Dataset entries on figures
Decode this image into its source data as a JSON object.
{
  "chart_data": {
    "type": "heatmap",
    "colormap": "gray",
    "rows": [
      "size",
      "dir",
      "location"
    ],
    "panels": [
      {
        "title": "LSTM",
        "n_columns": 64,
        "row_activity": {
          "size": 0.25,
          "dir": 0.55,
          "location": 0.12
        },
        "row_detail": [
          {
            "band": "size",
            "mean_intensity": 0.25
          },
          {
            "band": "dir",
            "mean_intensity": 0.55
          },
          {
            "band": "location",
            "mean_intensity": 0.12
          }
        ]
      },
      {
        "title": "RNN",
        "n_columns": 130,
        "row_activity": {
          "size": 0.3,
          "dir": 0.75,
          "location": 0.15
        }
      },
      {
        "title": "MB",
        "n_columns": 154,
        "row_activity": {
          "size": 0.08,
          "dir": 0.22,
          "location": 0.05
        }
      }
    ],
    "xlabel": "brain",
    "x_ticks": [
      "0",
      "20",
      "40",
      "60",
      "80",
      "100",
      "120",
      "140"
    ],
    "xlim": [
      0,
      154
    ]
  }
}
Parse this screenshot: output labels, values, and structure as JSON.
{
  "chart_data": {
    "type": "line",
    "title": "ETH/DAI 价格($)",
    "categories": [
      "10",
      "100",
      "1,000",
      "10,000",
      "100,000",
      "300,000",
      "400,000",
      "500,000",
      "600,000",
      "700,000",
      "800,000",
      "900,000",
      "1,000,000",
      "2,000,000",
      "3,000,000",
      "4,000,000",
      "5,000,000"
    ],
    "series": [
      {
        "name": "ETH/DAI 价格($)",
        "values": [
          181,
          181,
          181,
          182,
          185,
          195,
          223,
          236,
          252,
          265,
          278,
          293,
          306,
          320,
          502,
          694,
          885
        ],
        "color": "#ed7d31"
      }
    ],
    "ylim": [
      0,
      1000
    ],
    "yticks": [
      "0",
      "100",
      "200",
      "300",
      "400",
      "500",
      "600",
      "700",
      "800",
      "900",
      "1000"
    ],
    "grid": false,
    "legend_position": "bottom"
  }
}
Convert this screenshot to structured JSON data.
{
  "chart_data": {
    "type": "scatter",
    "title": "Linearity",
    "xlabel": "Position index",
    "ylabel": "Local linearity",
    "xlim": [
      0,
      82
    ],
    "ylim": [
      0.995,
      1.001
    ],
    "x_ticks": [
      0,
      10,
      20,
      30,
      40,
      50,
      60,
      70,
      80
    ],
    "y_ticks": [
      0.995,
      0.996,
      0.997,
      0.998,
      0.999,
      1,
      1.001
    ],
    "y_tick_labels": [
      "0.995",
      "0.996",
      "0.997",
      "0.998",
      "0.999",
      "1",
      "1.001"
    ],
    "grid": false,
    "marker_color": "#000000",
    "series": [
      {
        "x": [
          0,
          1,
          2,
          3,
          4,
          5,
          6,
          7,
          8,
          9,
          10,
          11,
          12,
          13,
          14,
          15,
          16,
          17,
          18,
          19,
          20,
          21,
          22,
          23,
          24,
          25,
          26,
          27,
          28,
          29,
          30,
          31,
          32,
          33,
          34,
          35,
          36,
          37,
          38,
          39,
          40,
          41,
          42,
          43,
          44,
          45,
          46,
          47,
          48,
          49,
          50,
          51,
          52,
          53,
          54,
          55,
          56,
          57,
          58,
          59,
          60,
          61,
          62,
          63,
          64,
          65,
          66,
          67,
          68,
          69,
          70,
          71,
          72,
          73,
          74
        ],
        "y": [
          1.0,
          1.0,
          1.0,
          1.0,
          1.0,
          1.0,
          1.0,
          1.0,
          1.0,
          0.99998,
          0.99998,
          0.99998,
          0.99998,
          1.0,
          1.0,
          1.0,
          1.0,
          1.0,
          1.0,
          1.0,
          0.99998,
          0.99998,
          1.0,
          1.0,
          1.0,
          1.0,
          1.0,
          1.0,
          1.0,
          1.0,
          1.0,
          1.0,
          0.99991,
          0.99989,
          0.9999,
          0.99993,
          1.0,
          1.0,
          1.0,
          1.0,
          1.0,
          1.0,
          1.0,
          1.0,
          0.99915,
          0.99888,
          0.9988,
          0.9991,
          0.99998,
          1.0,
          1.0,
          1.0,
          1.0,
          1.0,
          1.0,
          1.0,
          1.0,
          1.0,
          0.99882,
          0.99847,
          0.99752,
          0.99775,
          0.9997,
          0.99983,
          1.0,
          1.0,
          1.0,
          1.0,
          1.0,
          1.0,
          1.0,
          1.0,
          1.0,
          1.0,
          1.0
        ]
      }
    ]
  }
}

• Task to carry out:
Copy out the whole listing exactly; please set it all down.

• Correct response:
Decode this image into its source data as a JSON object.
{
  "chart_data": {
    "type": "heatmap",
    "colormap": "gray",
    "rows": [
      "size",
      "dir",
      "location"
    ],
    "panels": [
      {
        "title": "LSTM",
        "n_columns": 64,
        "row_activity": {
          "size": 0.25,
          "dir": 0.55,
          "location": 0.12
        },
        "row_detail": [
          {
            "band": "size",
            "mean_intensity": 0.25
          },
          {
            "band": "dir",
            "mean_intensity": 0.55
          },
          {
            "band": "location",
            "mean_intensity": 0.12
          }
        ]
      },
      {
        "title": "RNN",
        "n_columns": 130,
        "row_activity": {
          "size": 0.3,
          "dir": 0.75,
          "location": 0.15
        }
      },
      {
        "title": "MB",
        "n_columns": 154,
        "row_activity": {
          "size": 0.08,
          "dir": 0.22,
          "location": 0.05
        }
      }
    ],
    "xlabel": "brain",
    "x_ticks": [
      "0",
      "20",
      "40",
      "60",
      "80",
      "100",
      "120",
      "140"
    ],
    "xlim": [
      0,
      154
    ]
  }
}
Parse this screenshot: output labels, values, and structure as JSON.
{
  "chart_data": {
    "type": "line",
    "title": "ETH/DAI 价格($)",
    "categories": [
      "10",
      "100",
      "1,000",
      "10,000",
      "100,000",
      "300,000",
      "400,000",
      "500,000",
      "600,000",
      "700,000",
      "800,000",
      "900,000",
      "1,000,000",
      "2,000,000",
      "3,000,000",
      "4,000,000",
      "5,000,000"
    ],
    "series": [
      {
        "name": "ETH/DAI 价格($)",
        "values": [
          181,
          181,
          181,
          182,
          185,
          195,
          223,
          236,
          252,
          265,
          278,
          293,
          306,
          320,
          502,
          694,
          885
        ],
        "color": "#ed7d31"
      }
    ],
    "ylim": [
      0,
      1000
    ],
    "yticks": [
      "0",
      "100",
      "200",
      "300",
      "400",
      "500",
      "600",
      "700",
      "800",
      "900",
      "1000"
    ],
    "grid": false,
    "legend_position": "bottom"
  }
}
Convert this screenshot to structured JSON data.
{
  "chart_data": {
    "type": "scatter",
    "title": "Linearity",
    "xlabel": "Position index",
    "ylabel": "Local linearity",
    "xlim": [
      0,
      82
    ],
    "ylim": [
      0.995,
      1.001
    ],
    "x_ticks": [
      0,
      10,
      20,
      30,
      40,
      50,
      60,
      70,
      80
    ],
    "y_ticks": [
      0.995,
      0.996,
      0.997,
      0.998,
      0.999,
      1,
      1.001
    ],
    "y_tick_labels": [
      "0.995",
      "0.996",
      "0.997",
      "0.998",
      "0.999",
      "1",
      "1.001"
    ],
    "grid": false,
    "marker_color": "#000000",
    "series": [
      {
        "x": [
          0,
          1,
          2,
          3,
          4,
          5,
          6,
          7,
          8,
          9,
          10,
          11,
          12,
          13,
          14,
          15,
          16,
          17,
          18,
          19,
          20,
          21,
          22,
          23,
          24,
          25,
          26,
          27,
          28,
          29,
          30,
          31,
          32,
          33,
          34,
          35,
          36,
          37,
          38,
          39,
          40,
          41,
          42,
          43,
          44,
          45,
          46,
          47,
          48,
          49,
          50,
          51,
          52,
          53,
          54,
          55,
          56,
          57,
          58,
          59,
          60,
          61,
          62,
          63,
          64,
          65,
          66,
          67,
          68,
          69,
          70,
          71,
          72,
          73,
          74
        ],
        "y": [
          1.0,
          1.0,
          1.0,
          1.0,
          1.0,
          1.0,
          1.0,
          1.0,
          1.0,
          0.99998,
          0.99998,
          0.99998,
          0.99998,
          1.0,
          1.0,
          1.0,
          1.0,
          1.0,
          1.0,
          1.0,
          0.99998,
          0.99998,
          1.0,
          1.0,
          1.0,
          1.0,
          1.0,
          1.0,
          1.0,
          1.0,
          1.0,
          1.0,
          0.99991,
          0.99989,
          0.9999,
          0.99993,
          1.0,
          1.0,
          1.0,
          1.0,
          1.0,
          1.0,
          1.0,
          1.0,
          0.99915,
          0.99888,
          0.9988,
          0.9991,
          0.99998,
          1.0,
          1.0,
          1.0,
          1.0,
          1.0,
          1.0,
          1.0,
          1.0,
          1.0,
          0.99882,
          0.99847,
          0.99752,
          0.99775,
          0.9997,
          0.99983,
          1.0,
          1.0,
          1.0,
          1.0,
          1.0,
          1.0,
          1.0,
          1.0,
          1.0,
          1.0,
          1.0
        ]
      }
    ]
  }
}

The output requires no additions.